§ **Exercise material**:
========
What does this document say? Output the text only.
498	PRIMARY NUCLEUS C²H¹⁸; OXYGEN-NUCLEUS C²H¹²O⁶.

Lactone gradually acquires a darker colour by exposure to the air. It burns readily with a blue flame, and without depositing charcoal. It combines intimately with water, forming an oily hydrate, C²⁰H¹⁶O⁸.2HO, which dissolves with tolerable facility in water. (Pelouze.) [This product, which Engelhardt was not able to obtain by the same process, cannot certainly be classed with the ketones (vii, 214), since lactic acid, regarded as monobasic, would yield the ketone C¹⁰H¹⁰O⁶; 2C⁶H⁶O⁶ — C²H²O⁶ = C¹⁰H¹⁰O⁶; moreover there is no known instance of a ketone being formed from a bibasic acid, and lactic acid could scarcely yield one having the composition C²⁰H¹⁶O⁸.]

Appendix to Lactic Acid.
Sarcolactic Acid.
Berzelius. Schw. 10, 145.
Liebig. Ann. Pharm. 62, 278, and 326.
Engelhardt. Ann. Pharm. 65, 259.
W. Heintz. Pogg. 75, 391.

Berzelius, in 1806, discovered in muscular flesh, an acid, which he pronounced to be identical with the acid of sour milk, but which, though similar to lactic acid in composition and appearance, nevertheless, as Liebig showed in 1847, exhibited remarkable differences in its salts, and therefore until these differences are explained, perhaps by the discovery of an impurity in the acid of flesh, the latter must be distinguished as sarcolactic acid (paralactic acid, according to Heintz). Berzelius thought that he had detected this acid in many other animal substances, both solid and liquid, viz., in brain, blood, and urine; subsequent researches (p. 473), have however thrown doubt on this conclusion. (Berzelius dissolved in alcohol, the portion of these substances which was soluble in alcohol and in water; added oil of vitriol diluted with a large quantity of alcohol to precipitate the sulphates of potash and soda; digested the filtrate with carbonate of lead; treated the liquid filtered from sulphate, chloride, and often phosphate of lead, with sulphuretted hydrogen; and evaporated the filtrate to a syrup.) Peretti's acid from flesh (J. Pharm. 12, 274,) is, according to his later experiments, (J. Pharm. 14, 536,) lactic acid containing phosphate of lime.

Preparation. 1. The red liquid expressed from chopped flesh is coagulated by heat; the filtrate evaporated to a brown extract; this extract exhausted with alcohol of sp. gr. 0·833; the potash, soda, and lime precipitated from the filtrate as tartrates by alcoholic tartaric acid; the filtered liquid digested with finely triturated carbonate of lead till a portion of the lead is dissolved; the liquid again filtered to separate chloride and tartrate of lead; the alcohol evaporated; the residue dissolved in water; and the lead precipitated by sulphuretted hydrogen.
========
§ **Exercise aim**: Copy all the lines, exactly.

§ **Complete response**:
What does this document say? Output the text only.
498	PRIMARY NUCLEUS C²H¹⁸; OXYGEN-NUCLEUS C²H¹²O⁶.

Lactone gradually acquires a darker colour by exposure to the air. It burns readily with a blue flame, and without depositing charcoal. It combines intimately with water, forming an oily hydrate, C²⁰H¹⁶O⁸.2HO, which dissolves with tolerable facility in water. (Pelouze.) [This product, which Engelhardt was not able to obtain by the same process, cannot certainly be classed with the ketones (vii, 214), since lactic acid, regarded as monobasic, would yield the ketone C¹⁰H¹⁰O⁶; 2C⁶H⁶O⁶ — C²H²O⁶ = C¹⁰H¹⁰O⁶; moreover there is no known instance of a ketone being formed from a bibasic acid, and lactic acid could scarcely yield one having the composition C²⁰H¹⁶O⁸.]

Appendix to Lactic Acid.
Sarcolactic Acid.
Berzelius. Schw. 10, 145.
Liebig. Ann. Pharm. 62, 278, and 326.
Engelhardt. Ann. Pharm. 65, 259.
W. Heintz. Pogg. 75, 391.

Berzelius, in 1806, discovered in muscular flesh, an acid, which he pronounced to be identical with the acid of sour milk, but which, though similar to lactic acid in composition and appearance, nevertheless, as Liebig showed in 1847, exhibited remarkable differences in its salts, and therefore until these differences are explained, perhaps by the discovery of an impurity in the acid of flesh, the latter must be distinguished as sarcolactic acid (paralactic acid, according to Heintz). Berzelius thought that he had detected this acid in many other animal substances, both solid and liquid, viz., in brain, blood, and urine; subsequent researches (p. 473), have however thrown doubt on this conclusion. (Berzelius dissolved in alcohol, the portion of these substances which was soluble in alcohol and in water; added oil of vitriol diluted with a large quantity of alcohol to precipitate the sulphates of potash and soda; digested the filtrate with carbonate of lead; treated the liquid filtered from sulphate, chloride, and often phosphate of lead, with sulphuretted hydrogen; and evaporated the filtrate to a syrup.) Peretti's acid from flesh (J. Pharm. 12, 274,) is, according to his later experiments, (J. Pharm. 14, 536,) lactic acid containing phosphate of lime.

Preparation. 1. The red liquid expressed from chopped flesh is coagulated by heat; the filtrate evaporated to a brown extract; this extract exhausted with alcohol of sp. gr. 0·833; the potash, soda, and lime precipitated from the filtrate as tartrates by alcoholic tartaric acid; the filtered liquid digested with finely triturated carbonate of lead till a portion of the lead is dissolved; the liquid again filtered to separate chloride and tartrate of lead; the alcohol evaporated; the residue dissolved in water; and the lead precipitated by sulphuretted hydrogen.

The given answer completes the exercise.